PROBLEM —
Find the string "Demo" and gather every line that holds it.

DATA EXCERPTS —
************

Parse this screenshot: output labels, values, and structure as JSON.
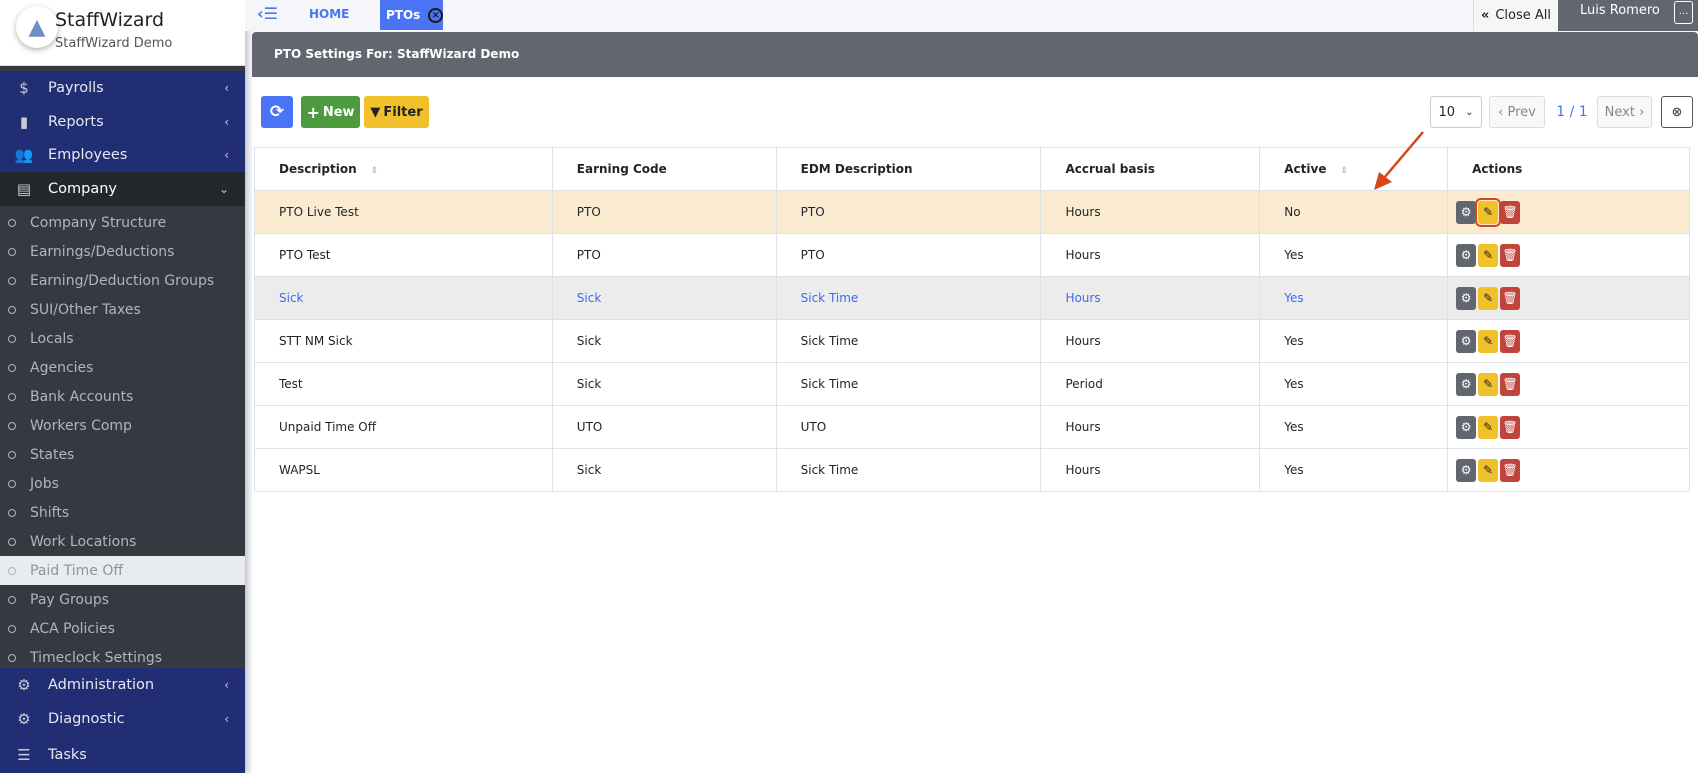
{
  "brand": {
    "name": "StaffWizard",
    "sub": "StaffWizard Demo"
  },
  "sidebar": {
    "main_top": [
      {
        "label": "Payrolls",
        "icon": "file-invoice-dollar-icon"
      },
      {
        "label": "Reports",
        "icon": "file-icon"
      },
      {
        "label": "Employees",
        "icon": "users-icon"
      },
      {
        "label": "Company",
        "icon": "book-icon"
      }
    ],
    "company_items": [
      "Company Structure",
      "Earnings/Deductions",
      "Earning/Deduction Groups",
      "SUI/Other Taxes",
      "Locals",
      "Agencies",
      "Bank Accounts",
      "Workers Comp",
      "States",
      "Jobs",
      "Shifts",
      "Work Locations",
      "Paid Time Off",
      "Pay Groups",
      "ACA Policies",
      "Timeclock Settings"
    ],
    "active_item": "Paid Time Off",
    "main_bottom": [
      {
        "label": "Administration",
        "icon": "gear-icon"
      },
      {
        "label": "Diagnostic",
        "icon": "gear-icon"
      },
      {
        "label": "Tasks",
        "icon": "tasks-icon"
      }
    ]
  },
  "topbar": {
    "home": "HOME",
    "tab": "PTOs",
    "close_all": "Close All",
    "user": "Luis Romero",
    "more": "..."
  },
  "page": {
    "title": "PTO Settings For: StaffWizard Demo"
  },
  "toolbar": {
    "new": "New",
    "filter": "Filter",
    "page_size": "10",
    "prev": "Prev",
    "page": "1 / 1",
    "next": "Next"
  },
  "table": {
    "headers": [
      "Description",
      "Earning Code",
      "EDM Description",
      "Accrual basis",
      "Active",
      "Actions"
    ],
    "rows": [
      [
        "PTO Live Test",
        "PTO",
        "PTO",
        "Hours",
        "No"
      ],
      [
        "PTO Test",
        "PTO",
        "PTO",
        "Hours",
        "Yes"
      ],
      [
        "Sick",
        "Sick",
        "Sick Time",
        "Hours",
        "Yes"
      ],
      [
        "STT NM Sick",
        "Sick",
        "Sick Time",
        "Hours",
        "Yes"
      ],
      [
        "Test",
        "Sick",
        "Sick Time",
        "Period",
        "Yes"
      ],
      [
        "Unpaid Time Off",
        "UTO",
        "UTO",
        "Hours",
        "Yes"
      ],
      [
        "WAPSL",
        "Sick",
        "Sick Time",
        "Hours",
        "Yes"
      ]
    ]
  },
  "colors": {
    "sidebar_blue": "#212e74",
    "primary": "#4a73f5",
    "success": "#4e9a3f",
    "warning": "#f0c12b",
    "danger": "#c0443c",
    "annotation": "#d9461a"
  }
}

************

OUTPUT BELOW —
    "sub": "StaffWizard Demo"
    "title": "PTO Settings For: StaffWizard Demo"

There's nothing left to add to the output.